* **Work to complete**:
Check each statement against the forum thread on /proc/schedstat below, answering yes or no and quoting the thread's deciding words. 1. The asker takes readings three seconds apart. 2. The asker divides the runqueue time by 10^9 to bring it into a 0-100% range. 3. Michael Martinez reports a delta that is smaller than expected.

0

I am trying to get node CFS scheduler throttling in percent. For that i am reading 2 values 2 times (ignoring timeslices) from /proc/schedstat it has following format:

$ cat /proc/schedstat
version 15
timestamp 4297299139
cpu0 0 0 0 0 0 0 1145287047860 105917480368 8608857
                 CpuTime       RunqTime  

so i read from file, sleep for some time, read again, calculate time passed and value delta between, and calc percent then using following code:

cputTime := float64(delta.CpuTime) / delta.TimeDelta / 10000000
runqTime := float64(delta.RunqTime) / delta.TimeDelta / 10000000
percent := runqTime

the trick is that percent could be like 2000%

i assumed that runqtime is incremental, and is expressed in nanoseconds, so i divided it by 10^7 (to get it to 0-100% range), and timedelta is difference between measurements in seconds. what is wrong with it? how to do that properly?

xakepp35
  • 2,878
  • 7
  • 26
  • 54
  • Is [this](https://en.wikipedia.org/wiki/Relative_change_and_difference#Percentage_change) what you're trying to compute? – Olivier Sep 06 '21 at 13:04
  • @Olivier Imagine a driving car. at t=0sec it was at point x=1km. at point t=2sec it becomes at point x=5km. then i can calculate its speed, its (5-1)/2 = 2 km/s. Then i have a speed of light and nothing can exceed it. So 2 km/s / 300000 = 0,000006667% this is the percent i want to calculate. in case of speed of light i have MAX delta change per 1 second, which i believe is 10^9 nanoseconds – xakepp35 Sep 06 '21 at 13:11
  • @Olivier please do not add misleading tags – xakepp35 Sep 06 '21 at 13:14
  • @Olivier my question is related to parsing data from /proc/schedstat file, which comes from linux kernel.... Please reread the question from the start – xakepp35 Sep 06 '21 at 13:17
  • I have no idea about the units used in prod/schedstat's output, you would have to check your asumptions in the official documentation – LeGEC Sep 06 '21 at 13:25
  • 1
    @LeGEC doc states that previously they was in jiffies, and now they are expressed in nanos, [here we have an answer](https://unix.stackexchange.com/questions/418773/measure-units-in-proc-pid-schedstat) , but this does not work. i am reading with 3 seconds interval(i also measure this interval to be precise) and delta states that it spended on scheduler runqueue much more that 3 seconds, like delta could be 60 seconds, which is 2000% – xakepp35 Sep 06 '21 at 13:25
  • ok, then how are `delta.CpuTime` and `delta.TimeDelta` computed ? – LeGEC Sep 06 '21 at 13:32
  • @LeGEC read from `proc/schedstat`, wait 3 seconds, read from it again, take reading difference - in question example 7th number is a cu time, 8th is runqueue time. you read 2 numbers 2 times, and substract latter from one that you have in first reading. timedelta is just a time, passed between reading, typically its 3.0001 seconds – xakepp35 Sep 06 '21 at 15:21
  • @xakepp35 Same issue here, I'm trying to make sense of that delta. It's way larger than it should be. On an idle host, we expect very minimal run queue latency, not on the order of seconds which the delta is showing. – Michael Martinez Dec 09 '21 at 17:29

1 Answers1

0

I, for one, do not know how to interpret the output of /proc/schedstat.

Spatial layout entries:
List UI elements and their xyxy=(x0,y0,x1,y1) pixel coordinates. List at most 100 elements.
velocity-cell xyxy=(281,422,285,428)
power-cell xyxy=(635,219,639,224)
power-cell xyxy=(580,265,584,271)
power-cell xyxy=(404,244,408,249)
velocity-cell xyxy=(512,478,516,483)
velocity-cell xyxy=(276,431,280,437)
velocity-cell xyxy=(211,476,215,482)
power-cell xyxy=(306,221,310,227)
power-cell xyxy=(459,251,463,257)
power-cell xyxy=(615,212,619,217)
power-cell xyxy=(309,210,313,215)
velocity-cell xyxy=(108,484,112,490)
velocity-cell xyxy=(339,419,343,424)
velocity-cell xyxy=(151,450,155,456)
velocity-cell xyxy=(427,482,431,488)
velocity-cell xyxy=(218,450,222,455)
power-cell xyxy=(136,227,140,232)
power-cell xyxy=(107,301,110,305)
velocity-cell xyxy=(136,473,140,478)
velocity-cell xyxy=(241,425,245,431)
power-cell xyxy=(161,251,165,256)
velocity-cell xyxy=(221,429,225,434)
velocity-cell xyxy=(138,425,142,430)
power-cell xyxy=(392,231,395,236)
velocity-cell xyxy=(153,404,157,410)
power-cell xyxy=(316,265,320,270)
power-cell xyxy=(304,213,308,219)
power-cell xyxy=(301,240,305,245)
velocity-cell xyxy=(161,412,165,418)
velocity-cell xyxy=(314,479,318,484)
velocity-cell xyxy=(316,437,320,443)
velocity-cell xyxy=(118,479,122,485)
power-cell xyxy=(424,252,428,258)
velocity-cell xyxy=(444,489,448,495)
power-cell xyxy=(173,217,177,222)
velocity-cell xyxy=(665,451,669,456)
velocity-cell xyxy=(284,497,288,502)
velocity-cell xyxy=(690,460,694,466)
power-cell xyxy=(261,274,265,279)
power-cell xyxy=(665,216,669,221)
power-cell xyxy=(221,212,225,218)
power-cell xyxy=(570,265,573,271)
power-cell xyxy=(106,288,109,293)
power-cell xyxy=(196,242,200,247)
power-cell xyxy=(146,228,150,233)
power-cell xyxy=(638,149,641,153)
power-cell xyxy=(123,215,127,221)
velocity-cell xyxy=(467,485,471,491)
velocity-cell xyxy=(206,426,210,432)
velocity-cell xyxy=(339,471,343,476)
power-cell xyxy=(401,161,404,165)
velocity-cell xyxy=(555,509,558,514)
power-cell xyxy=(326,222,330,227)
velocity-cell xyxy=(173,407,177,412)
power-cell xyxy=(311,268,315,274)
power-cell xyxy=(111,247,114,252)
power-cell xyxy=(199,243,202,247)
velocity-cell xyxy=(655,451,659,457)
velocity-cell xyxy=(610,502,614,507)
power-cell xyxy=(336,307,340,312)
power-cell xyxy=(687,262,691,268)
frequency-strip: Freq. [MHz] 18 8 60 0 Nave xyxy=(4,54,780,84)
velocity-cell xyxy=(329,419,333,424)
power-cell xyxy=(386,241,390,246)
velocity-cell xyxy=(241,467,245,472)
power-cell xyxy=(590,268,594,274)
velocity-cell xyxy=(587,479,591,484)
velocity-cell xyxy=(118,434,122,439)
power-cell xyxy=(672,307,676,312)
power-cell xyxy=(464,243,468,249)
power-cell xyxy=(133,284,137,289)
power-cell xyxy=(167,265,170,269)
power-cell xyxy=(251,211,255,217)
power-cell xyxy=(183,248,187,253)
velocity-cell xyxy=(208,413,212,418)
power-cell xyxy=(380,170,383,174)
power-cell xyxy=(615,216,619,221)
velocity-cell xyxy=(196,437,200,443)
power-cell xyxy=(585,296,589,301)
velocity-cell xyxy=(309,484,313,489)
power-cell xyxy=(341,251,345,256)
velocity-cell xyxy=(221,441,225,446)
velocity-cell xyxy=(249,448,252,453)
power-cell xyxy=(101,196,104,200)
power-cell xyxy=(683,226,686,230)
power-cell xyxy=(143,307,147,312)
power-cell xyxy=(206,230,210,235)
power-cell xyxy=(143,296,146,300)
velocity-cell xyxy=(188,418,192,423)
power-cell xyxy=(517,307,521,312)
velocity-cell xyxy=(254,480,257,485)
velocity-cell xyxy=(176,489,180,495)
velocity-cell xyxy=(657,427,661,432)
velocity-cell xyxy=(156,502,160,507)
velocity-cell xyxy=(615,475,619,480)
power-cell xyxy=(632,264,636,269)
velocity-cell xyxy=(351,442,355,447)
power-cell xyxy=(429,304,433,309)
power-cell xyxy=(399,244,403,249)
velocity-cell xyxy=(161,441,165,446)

* **Exercise response**:
1. Yes: "i am reading with 3 seconds interval"
2. No: "so i divided it by 10^7 (to get it to 0-100% range)"
3. No: "It's way larger than it should be."